#### Layout region records
++++++
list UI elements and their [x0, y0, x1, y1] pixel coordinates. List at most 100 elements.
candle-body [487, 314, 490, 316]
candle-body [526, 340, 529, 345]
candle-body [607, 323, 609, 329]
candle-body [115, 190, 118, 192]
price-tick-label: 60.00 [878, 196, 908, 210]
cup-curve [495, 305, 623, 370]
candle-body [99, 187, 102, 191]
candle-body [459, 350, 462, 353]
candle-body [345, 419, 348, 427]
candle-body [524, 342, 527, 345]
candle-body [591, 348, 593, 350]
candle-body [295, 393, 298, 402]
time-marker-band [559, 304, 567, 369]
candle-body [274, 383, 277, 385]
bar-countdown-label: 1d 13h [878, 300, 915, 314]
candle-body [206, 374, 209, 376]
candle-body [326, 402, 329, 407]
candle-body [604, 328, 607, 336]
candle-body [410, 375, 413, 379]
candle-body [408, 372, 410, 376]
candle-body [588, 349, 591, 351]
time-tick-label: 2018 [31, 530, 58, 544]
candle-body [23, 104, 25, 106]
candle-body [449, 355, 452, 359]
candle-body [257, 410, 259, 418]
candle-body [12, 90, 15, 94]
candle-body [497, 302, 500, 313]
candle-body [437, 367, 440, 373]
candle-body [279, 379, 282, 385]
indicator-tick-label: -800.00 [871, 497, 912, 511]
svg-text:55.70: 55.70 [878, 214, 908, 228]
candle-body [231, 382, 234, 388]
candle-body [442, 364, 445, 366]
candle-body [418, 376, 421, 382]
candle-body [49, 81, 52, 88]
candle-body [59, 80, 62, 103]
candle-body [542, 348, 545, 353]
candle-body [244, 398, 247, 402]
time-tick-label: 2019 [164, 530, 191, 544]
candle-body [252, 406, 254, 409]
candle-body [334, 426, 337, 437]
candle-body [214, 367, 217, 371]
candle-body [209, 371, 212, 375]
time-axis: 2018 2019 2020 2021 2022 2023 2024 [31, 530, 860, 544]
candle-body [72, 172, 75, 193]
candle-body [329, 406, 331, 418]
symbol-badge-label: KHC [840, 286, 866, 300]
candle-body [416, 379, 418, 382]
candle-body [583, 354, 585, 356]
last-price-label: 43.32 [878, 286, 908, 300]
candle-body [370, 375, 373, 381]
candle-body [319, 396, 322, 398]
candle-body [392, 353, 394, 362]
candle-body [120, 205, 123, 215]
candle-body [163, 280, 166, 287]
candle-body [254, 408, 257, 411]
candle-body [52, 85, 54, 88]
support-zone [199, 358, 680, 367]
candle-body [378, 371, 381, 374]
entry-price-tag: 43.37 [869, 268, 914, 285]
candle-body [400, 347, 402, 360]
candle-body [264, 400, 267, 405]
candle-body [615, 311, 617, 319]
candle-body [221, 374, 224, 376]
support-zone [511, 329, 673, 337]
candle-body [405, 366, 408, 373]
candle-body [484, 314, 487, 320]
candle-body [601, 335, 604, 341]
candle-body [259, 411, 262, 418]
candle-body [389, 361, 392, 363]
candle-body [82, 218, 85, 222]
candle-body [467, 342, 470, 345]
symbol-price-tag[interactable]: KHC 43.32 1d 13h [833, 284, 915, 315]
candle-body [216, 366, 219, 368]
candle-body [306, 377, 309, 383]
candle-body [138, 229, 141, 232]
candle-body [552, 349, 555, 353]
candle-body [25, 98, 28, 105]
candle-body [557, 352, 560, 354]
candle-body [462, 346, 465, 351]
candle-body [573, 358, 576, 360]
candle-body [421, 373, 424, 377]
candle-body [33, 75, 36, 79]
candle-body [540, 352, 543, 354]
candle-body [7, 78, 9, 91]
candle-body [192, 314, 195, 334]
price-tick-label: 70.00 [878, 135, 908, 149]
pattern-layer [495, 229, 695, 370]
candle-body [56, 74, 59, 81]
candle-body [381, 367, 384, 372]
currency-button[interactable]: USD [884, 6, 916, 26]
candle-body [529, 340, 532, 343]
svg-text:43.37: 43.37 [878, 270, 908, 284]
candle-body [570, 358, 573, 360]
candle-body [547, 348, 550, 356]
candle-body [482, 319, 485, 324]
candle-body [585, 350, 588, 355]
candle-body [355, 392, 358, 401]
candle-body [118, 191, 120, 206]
++++++
#### What the task asks
Could you print every line of the material above, unchanged from start to finish?

#### The completed task
list UI elements and their [x0, y0, x1, y1] pixel coordinates. List at most 100 elements.
candle-body [487, 314, 490, 316]
candle-body [526, 340, 529, 345]
candle-body [607, 323, 609, 329]
candle-body [115, 190, 118, 192]
price-tick-label: 60.00 [878, 196, 908, 210]
cup-curve [495, 305, 623, 370]
candle-body [99, 187, 102, 191]
candle-body [459, 350, 462, 353]
candle-body [345, 419, 348, 427]
candle-body [524, 342, 527, 345]
candle-body [591, 348, 593, 350]
candle-body [295, 393, 298, 402]
time-marker-band [559, 304, 567, 369]
candle-body [274, 383, 277, 385]
bar-countdown-label: 1d 13h [878, 300, 915, 314]
candle-body [206, 374, 209, 376]
candle-body [326, 402, 329, 407]
candle-body [604, 328, 607, 336]
candle-body [410, 375, 413, 379]
candle-body [408, 372, 410, 376]
candle-body [588, 349, 591, 351]
time-tick-label: 2018 [31, 530, 58, 544]
candle-body [23, 104, 25, 106]
candle-body [449, 355, 452, 359]
candle-body [257, 410, 259, 418]
candle-body [12, 90, 15, 94]
candle-body [497, 302, 500, 313]
candle-body [437, 367, 440, 373]
candle-body [279, 379, 282, 385]
indicator-tick-label: -800.00 [871, 497, 912, 511]
svg-text:55.70: 55.70 [878, 214, 908, 228]
candle-body [231, 382, 234, 388]
candle-body [442, 364, 445, 366]
candle-body [418, 376, 421, 382]
candle-body [49, 81, 52, 88]
candle-body [59, 80, 62, 103]
candle-body [542, 348, 545, 353]
candle-body [244, 398, 247, 402]
time-tick-label: 2019 [164, 530, 191, 544]
candle-body [252, 406, 254, 409]
candle-body [334, 426, 337, 437]
candle-body [214, 367, 217, 371]
candle-body [209, 371, 212, 375]
time-axis: 2018 2019 2020 2021 2022 2023 2024 [31, 530, 860, 544]
candle-body [72, 172, 75, 193]
candle-body [329, 406, 331, 418]
symbol-badge-label: KHC [840, 286, 866, 300]
candle-body [416, 379, 418, 382]
candle-body [583, 354, 585, 356]
last-price-label: 43.32 [878, 286, 908, 300]
candle-body [370, 375, 373, 381]
candle-body [319, 396, 322, 398]
candle-body [392, 353, 394, 362]
candle-body [120, 205, 123, 215]
candle-body [163, 280, 166, 287]
candle-body [254, 408, 257, 411]
candle-body [52, 85, 54, 88]
support-zone [199, 358, 680, 367]
candle-body [378, 371, 381, 374]
entry-price-tag: 43.37 [869, 268, 914, 285]
candle-body [400, 347, 402, 360]
candle-body [264, 400, 267, 405]
candle-body [615, 311, 617, 319]
candle-body [221, 374, 224, 376]
support-zone [511, 329, 673, 337]
candle-body [405, 366, 408, 373]
candle-body [484, 314, 487, 320]
candle-body [601, 335, 604, 341]
candle-body [259, 411, 262, 418]
candle-body [389, 361, 392, 363]
candle-body [82, 218, 85, 222]
candle-body [467, 342, 470, 345]
symbol-price-tag[interactable]: KHC 43.32 1d 13h [833, 284, 915, 315]
candle-body [216, 366, 219, 368]
candle-body [306, 377, 309, 383]
candle-body [138, 229, 141, 232]
candle-body [552, 349, 555, 353]
candle-body [25, 98, 28, 105]
candle-body [557, 352, 560, 354]
candle-body [462, 346, 465, 351]
candle-body [573, 358, 576, 360]
candle-body [421, 373, 424, 377]
candle-body [33, 75, 36, 79]
candle-body [540, 352, 543, 354]
candle-body [7, 78, 9, 91]
candle-body [192, 314, 195, 334]
price-tick-label: 70.00 [878, 135, 908, 149]
pattern-layer [495, 229, 695, 370]
candle-body [56, 74, 59, 81]
candle-body [381, 367, 384, 372]
currency-button[interactable]: USD [884, 6, 916, 26]
candle-body [529, 340, 532, 343]
svg-text:43.37: 43.37 [878, 270, 908, 284]
candle-body [570, 358, 573, 360]
candle-body [547, 348, 550, 356]
candle-body [482, 319, 485, 324]
candle-body [585, 350, 588, 355]
candle-body [355, 392, 358, 401]
candle-body [118, 191, 120, 206]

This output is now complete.